What is being asked: Restate the entries below word for word, omitting nothing.

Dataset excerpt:
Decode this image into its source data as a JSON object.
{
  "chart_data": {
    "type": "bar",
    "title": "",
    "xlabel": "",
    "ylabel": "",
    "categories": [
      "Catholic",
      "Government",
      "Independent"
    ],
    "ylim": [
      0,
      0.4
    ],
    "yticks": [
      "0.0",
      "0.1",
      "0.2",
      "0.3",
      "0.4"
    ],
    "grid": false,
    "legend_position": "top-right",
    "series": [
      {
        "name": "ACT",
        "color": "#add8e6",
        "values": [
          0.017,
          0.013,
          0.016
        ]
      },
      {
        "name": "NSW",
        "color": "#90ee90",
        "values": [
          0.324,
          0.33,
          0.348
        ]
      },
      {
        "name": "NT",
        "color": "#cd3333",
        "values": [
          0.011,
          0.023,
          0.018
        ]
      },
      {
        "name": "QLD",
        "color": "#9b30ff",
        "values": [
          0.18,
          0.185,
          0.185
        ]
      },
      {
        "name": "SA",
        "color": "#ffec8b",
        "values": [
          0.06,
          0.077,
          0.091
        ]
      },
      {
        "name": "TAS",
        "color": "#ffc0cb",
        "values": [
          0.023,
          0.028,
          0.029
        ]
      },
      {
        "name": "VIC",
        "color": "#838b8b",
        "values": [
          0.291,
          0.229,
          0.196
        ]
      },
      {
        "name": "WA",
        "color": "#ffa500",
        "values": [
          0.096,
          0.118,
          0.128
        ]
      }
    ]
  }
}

Reply to the task:
Decode this image into its source data as a JSON object.
{
  "chart_data": {
    "type": "bar",
    "title": "",
    "xlabel": "",
    "ylabel": "",
    "categories": [
      "Catholic",
      "Government",
      "Independent"
    ],
    "ylim": [
      0,
      0.4
    ],
    "yticks": [
      "0.0",
      "0.1",
      "0.2",
      "0.3",
      "0.4"
    ],
    "grid": false,
    "legend_position": "top-right",
    "series": [
      {
        "name": "ACT",
        "color": "#add8e6",
        "values": [
          0.017,
          0.013,
          0.016
        ]
      },
      {
        "name": "NSW",
        "color": "#90ee90",
        "values": [
          0.324,
          0.33,
          0.348
        ]
      },
      {
        "name": "NT",
        "color": "#cd3333",
        "values": [
          0.011,
          0.023,
          0.018
        ]
      },
      {
        "name": "QLD",
        "color": "#9b30ff",
        "values": [
          0.18,
          0.185,
          0.185
        ]
      },
      {
        "name": "SA",
        "color": "#ffec8b",
        "values": [
          0.06,
          0.077,
          0.091
        ]
      },
      {
        "name": "TAS",
        "color": "#ffc0cb",
        "values": [
          0.023,
          0.028,
          0.029
        ]
      },
      {
        "name": "VIC",
        "color": "#838b8b",
        "values": [
          0.291,
          0.229,
          0.196
        ]
      },
      {
        "name": "WA",
        "color": "#ffa500",
        "values": [
          0.096,
          0.118,
          0.128
        ]
      }
    ]
  }
}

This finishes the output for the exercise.